- [EXERCISE INSTRUCTIONS]:
Transcribe every entry word for word, but skip the images.

- [INFORMATION PROVIDED]:
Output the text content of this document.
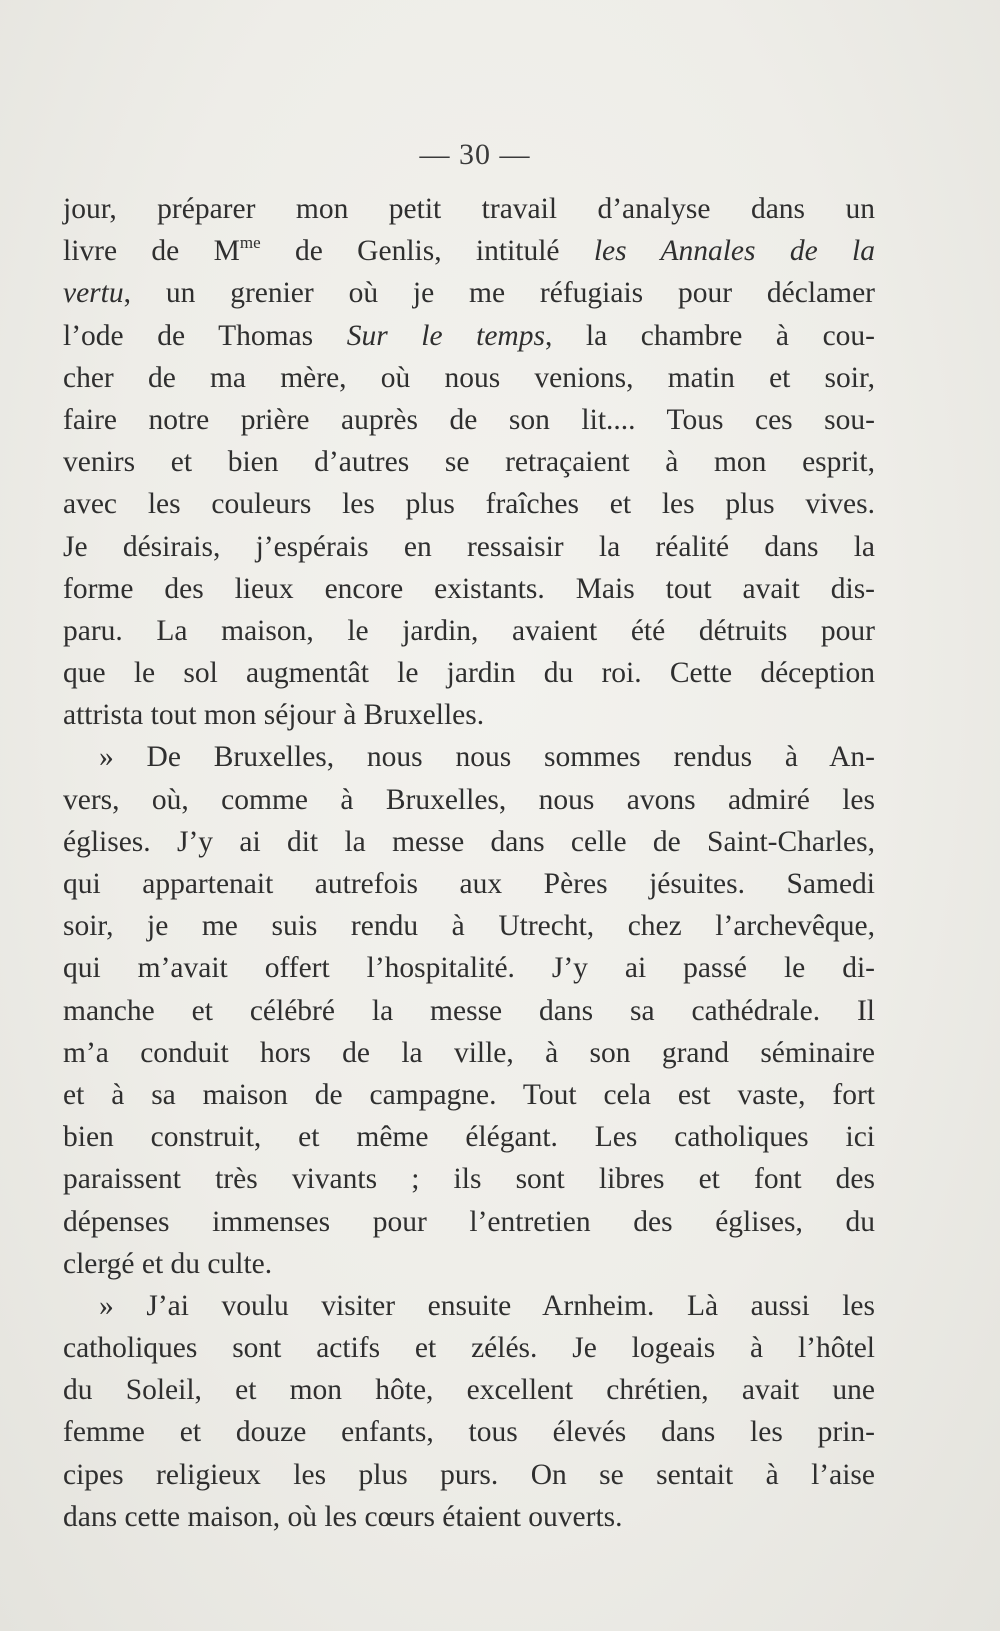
— 30 —
jour, préparer mon petit travail d’analyse dans un
livre de $M^{me}$ de Genlis, intitulé les Annales de la
vertu, un grenier où je me réfugiais pour déclamer
l’ode de Thomas Sur le temps, la chambre à cou-
cher de ma mère, où nous venions, matin et soir,
faire notre prière auprès de son lit.... Tous ces sou-
venirs et bien d’autres se retraçaient à mon esprit,
avec les couleurs les plus fraîches et les plus vives.
Je désirais, j’espérais en ressaisir la réalité dans la
forme des lieux encore existants. Mais tout avait dis-
paru. La maison, le jardin, avaient été détruits pour
que le sol augmentât le jardin du roi. Cette déception
attrista tout mon séjour à Bruxelles.
» De Bruxelles, nous nous sommes rendus à An-
vers, où, comme à Bruxelles, nous avons admiré les
églises. J’y ai dit la messe dans celle de Saint-Charles,
qui appartenait autrefois aux Pères jésuites. Samedi
soir, je me suis rendu à Utrecht, chez l’archevêque,
qui m’avait offert l’hospitalité. J’y ai passé le di-
manche et célébré la messe dans sa cathédrale. Il
m’a conduit hors de la ville, à son grand séminaire
et à sa maison de campagne. Tout cela est vaste, fort
bien construit, et même élégant. Les catholiques ici
paraissent très vivants ; ils sont libres et font des
dépenses immenses pour l’entretien des églises, du
clergé et du culte.
» J’ai voulu visiter ensuite Arnheim. Là aussi les
catholiques sont actifs et zélés. Je logeais à l’hôtel
du Soleil, et mon hôte, excellent chrétien, avait une
femme et douze enfants, tous élevés dans les prin-
cipes religieux les plus purs. On se sentait à l’aise
dans cette maison, où les cœurs étaient ouverts.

- [TASK RESPONSE]:
Output the text content of this document.
— 30 —
jour, préparer mon petit travail d’analyse dans un
livre de $M^{me}$ de Genlis, intitulé les Annales de la
vertu, un grenier où je me réfugiais pour déclamer
l’ode de Thomas Sur le temps, la chambre à cou-
cher de ma mère, où nous venions, matin et soir,
faire notre prière auprès de son lit.... Tous ces sou-
venirs et bien d’autres se retraçaient à mon esprit,
avec les couleurs les plus fraîches et les plus vives.
Je désirais, j’espérais en ressaisir la réalité dans la
forme des lieux encore existants. Mais tout avait dis-
paru. La maison, le jardin, avaient été détruits pour
que le sol augmentât le jardin du roi. Cette déception
attrista tout mon séjour à Bruxelles.
» De Bruxelles, nous nous sommes rendus à An-
vers, où, comme à Bruxelles, nous avons admiré les
églises. J’y ai dit la messe dans celle de Saint-Charles,
qui appartenait autrefois aux Pères jésuites. Samedi
soir, je me suis rendu à Utrecht, chez l’archevêque,
qui m’avait offert l’hospitalité. J’y ai passé le di-
manche et célébré la messe dans sa cathédrale. Il
m’a conduit hors de la ville, à son grand séminaire
et à sa maison de campagne. Tout cela est vaste, fort
bien construit, et même élégant. Les catholiques ici
paraissent très vivants ; ils sont libres et font des
dépenses immenses pour l’entretien des églises, du
clergé et du culte.
» J’ai voulu visiter ensuite Arnheim. Là aussi les
catholiques sont actifs et zélés. Je logeais à l’hôtel
du Soleil, et mon hôte, excellent chrétien, avait une
femme et douze enfants, tous élevés dans les prin-
cipes religieux les plus purs. On se sentait à l’aise
dans cette maison, où les cœurs étaient ouverts.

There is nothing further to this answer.